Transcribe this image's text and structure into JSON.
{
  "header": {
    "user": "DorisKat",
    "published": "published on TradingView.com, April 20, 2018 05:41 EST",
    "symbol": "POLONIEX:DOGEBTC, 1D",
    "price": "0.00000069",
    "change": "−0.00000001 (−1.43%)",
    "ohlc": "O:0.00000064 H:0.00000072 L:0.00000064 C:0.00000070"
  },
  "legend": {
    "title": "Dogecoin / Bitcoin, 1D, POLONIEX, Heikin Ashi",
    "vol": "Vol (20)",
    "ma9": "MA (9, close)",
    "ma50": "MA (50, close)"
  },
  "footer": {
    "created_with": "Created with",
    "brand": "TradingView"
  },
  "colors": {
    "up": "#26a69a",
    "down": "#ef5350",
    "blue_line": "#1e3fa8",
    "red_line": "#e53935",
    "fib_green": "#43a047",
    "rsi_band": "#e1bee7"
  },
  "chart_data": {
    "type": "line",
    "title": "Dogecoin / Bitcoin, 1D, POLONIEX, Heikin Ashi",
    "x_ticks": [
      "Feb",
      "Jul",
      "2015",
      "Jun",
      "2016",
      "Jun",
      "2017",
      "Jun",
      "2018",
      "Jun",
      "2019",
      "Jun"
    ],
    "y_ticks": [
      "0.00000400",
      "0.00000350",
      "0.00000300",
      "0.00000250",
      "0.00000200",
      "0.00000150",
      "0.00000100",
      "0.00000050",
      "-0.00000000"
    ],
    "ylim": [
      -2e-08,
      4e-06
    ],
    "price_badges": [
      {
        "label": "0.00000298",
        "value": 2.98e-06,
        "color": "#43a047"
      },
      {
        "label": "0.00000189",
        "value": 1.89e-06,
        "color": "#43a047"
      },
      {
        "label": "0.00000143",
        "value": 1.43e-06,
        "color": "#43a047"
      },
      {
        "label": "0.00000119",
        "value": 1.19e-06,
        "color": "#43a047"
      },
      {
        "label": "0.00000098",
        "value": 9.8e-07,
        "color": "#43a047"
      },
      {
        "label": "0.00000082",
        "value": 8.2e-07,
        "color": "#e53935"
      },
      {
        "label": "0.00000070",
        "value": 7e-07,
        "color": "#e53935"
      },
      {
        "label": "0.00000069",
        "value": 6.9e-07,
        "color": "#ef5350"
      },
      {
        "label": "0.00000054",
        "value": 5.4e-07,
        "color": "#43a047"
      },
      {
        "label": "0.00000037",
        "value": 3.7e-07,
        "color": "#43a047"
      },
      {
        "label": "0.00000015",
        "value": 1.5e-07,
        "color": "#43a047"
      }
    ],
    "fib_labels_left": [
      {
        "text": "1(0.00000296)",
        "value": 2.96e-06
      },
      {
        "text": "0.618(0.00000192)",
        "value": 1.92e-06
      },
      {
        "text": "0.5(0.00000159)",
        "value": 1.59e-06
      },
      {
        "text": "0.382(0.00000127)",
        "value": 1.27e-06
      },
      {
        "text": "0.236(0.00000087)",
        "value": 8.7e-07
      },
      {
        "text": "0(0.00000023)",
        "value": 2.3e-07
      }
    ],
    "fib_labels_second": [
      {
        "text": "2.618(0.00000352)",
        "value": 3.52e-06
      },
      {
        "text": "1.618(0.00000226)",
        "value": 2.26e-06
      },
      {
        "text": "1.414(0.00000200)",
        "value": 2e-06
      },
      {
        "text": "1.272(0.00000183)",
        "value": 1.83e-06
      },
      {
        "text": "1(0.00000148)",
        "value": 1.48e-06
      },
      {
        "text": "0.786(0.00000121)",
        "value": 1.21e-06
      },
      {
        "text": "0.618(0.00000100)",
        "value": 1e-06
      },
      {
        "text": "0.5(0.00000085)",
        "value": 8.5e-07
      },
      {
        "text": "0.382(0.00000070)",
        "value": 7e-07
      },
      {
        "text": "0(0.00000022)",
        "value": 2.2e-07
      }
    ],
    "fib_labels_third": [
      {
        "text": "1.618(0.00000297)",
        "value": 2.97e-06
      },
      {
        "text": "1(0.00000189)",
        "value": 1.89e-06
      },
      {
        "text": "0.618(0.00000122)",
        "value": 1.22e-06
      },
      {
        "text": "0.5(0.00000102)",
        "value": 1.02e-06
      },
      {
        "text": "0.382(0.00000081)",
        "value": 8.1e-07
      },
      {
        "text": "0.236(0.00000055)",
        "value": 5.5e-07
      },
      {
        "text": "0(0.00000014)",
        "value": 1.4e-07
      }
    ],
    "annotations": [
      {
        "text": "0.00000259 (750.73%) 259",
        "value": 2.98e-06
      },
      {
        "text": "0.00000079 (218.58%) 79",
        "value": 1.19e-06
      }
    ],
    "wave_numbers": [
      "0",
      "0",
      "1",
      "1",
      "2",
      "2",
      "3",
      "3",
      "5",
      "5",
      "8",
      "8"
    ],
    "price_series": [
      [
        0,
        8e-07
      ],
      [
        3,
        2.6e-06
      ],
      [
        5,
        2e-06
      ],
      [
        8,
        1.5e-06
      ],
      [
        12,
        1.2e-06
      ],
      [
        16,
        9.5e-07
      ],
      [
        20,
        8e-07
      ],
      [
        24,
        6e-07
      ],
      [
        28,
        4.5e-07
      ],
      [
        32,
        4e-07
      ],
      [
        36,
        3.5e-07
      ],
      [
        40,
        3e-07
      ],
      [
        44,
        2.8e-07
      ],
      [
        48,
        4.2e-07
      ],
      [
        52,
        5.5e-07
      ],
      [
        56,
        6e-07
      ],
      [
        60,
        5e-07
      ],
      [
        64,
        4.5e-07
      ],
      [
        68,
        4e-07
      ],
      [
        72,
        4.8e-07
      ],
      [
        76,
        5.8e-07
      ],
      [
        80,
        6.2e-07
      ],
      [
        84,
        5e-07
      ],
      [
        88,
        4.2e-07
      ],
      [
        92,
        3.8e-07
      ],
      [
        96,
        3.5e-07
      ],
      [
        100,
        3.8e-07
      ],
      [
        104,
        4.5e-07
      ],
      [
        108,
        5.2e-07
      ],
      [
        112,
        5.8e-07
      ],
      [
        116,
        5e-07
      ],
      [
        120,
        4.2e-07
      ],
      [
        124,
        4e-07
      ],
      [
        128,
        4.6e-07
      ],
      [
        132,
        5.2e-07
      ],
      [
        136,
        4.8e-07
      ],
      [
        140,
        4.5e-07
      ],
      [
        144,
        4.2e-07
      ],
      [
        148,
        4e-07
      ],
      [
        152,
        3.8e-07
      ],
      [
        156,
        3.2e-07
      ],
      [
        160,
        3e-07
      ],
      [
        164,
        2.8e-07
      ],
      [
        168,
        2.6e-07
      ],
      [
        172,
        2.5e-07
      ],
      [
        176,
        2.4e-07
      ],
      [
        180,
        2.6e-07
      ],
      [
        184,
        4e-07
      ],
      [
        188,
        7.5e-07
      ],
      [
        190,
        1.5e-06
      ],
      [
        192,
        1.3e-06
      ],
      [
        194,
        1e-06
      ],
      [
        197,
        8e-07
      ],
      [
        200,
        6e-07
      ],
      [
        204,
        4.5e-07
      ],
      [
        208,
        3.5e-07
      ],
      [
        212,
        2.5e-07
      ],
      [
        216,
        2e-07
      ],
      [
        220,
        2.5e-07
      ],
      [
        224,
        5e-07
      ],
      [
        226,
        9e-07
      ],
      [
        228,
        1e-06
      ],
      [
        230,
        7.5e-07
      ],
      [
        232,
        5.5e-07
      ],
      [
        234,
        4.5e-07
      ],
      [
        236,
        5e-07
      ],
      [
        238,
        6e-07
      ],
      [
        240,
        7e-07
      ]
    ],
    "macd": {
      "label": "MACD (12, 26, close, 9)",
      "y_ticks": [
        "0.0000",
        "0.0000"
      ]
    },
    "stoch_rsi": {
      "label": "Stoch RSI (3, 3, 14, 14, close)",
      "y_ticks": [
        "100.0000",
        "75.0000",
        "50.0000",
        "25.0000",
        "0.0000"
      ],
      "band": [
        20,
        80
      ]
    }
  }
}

--

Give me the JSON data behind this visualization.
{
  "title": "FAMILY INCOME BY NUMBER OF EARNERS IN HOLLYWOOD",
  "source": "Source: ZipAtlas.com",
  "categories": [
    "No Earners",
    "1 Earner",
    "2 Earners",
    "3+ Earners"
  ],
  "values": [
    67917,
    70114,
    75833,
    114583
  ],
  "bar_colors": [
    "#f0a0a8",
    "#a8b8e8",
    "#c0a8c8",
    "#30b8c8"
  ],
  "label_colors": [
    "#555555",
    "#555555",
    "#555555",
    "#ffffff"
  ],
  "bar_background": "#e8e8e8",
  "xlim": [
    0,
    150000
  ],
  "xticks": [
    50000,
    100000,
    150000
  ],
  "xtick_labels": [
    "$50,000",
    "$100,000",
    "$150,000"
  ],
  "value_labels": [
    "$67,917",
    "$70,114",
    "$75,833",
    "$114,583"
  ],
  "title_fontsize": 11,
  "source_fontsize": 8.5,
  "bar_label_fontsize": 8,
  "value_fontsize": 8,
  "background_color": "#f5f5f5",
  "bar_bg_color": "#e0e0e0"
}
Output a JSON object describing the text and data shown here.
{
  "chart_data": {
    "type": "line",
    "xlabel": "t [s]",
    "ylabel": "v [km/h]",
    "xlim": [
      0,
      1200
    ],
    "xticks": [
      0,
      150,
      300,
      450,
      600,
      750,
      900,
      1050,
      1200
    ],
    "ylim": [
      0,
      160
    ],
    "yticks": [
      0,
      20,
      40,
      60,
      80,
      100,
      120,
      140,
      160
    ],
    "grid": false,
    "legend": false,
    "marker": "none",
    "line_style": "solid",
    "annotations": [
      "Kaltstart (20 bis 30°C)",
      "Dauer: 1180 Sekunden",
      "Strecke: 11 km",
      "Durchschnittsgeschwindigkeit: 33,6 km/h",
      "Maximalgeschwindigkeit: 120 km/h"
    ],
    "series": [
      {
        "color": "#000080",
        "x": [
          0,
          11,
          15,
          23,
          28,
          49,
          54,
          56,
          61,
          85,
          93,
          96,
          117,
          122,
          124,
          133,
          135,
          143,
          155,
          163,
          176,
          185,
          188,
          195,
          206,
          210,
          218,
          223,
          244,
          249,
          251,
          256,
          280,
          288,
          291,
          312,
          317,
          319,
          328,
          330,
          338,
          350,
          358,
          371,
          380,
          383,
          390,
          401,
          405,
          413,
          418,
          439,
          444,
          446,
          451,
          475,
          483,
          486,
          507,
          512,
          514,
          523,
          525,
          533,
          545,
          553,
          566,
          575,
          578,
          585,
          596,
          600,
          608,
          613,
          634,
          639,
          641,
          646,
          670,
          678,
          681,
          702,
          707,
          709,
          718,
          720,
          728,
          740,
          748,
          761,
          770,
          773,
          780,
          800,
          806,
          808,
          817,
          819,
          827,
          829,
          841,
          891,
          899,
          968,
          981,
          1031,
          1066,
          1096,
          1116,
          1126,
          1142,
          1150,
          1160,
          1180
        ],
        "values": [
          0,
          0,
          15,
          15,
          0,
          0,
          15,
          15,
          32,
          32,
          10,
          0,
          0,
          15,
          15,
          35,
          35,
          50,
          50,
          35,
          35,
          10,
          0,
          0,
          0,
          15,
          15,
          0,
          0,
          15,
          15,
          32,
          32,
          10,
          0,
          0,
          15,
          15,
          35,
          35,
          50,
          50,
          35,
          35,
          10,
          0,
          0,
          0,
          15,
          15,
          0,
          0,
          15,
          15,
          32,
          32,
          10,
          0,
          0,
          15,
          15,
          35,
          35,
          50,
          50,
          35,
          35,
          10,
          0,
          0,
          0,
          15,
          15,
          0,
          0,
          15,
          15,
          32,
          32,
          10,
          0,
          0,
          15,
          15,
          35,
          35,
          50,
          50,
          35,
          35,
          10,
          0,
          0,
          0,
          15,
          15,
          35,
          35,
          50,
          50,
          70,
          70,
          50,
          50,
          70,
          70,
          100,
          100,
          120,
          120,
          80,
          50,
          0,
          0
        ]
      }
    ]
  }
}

* * *

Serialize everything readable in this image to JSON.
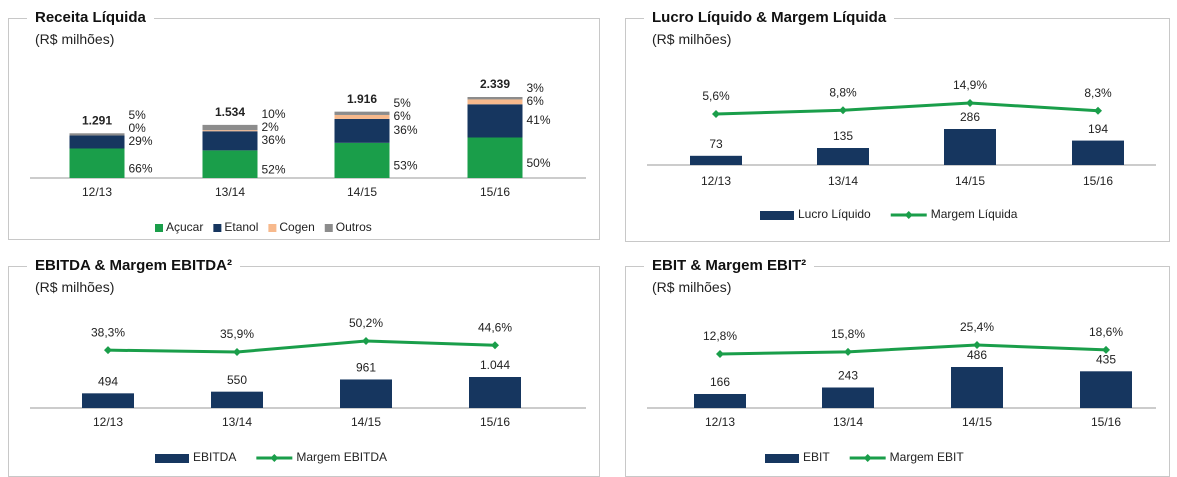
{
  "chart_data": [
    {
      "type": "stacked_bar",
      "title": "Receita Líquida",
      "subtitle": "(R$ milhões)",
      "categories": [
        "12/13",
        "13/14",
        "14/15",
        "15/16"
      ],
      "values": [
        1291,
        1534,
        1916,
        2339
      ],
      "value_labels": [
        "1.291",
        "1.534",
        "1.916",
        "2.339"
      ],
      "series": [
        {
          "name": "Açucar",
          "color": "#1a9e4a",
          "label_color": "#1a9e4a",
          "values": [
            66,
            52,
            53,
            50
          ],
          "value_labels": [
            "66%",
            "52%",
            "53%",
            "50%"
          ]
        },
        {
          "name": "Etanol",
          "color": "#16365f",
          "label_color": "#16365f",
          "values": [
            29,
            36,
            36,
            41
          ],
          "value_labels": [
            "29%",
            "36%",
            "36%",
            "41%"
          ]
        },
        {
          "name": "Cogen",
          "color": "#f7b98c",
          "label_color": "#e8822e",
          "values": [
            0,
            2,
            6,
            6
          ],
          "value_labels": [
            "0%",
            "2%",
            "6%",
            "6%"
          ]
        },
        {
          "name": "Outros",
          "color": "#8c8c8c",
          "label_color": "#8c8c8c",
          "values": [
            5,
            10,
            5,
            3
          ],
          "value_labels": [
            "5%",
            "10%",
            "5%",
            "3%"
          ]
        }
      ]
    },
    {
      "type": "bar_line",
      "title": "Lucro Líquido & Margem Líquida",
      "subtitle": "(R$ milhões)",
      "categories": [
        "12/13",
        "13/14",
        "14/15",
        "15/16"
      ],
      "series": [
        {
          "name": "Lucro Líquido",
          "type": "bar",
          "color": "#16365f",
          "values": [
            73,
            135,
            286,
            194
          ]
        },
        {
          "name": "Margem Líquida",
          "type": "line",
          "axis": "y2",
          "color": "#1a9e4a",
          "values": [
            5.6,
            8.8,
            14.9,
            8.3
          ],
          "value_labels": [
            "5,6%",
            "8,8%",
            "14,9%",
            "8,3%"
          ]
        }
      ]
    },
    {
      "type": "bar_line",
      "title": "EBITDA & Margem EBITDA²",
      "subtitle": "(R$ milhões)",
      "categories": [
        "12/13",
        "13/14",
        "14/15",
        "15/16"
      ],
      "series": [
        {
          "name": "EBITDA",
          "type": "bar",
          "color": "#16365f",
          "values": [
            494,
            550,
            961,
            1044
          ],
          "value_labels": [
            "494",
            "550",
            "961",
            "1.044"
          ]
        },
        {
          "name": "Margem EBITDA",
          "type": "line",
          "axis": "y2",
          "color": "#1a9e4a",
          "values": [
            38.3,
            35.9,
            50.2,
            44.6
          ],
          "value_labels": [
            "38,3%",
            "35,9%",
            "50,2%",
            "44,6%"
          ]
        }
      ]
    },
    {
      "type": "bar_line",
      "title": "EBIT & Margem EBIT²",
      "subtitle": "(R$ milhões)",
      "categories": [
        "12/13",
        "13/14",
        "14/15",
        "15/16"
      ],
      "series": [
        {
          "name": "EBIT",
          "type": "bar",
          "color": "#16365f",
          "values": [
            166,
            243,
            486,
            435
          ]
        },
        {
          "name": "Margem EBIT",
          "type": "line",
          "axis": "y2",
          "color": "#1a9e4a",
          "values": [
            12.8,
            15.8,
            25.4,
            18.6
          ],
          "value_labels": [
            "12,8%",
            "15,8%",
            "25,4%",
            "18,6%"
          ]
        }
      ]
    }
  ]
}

_Exercise goal_
In the data above, tally the lines holding "EBITDA" and answer with the figure only.

_Exercise output_
3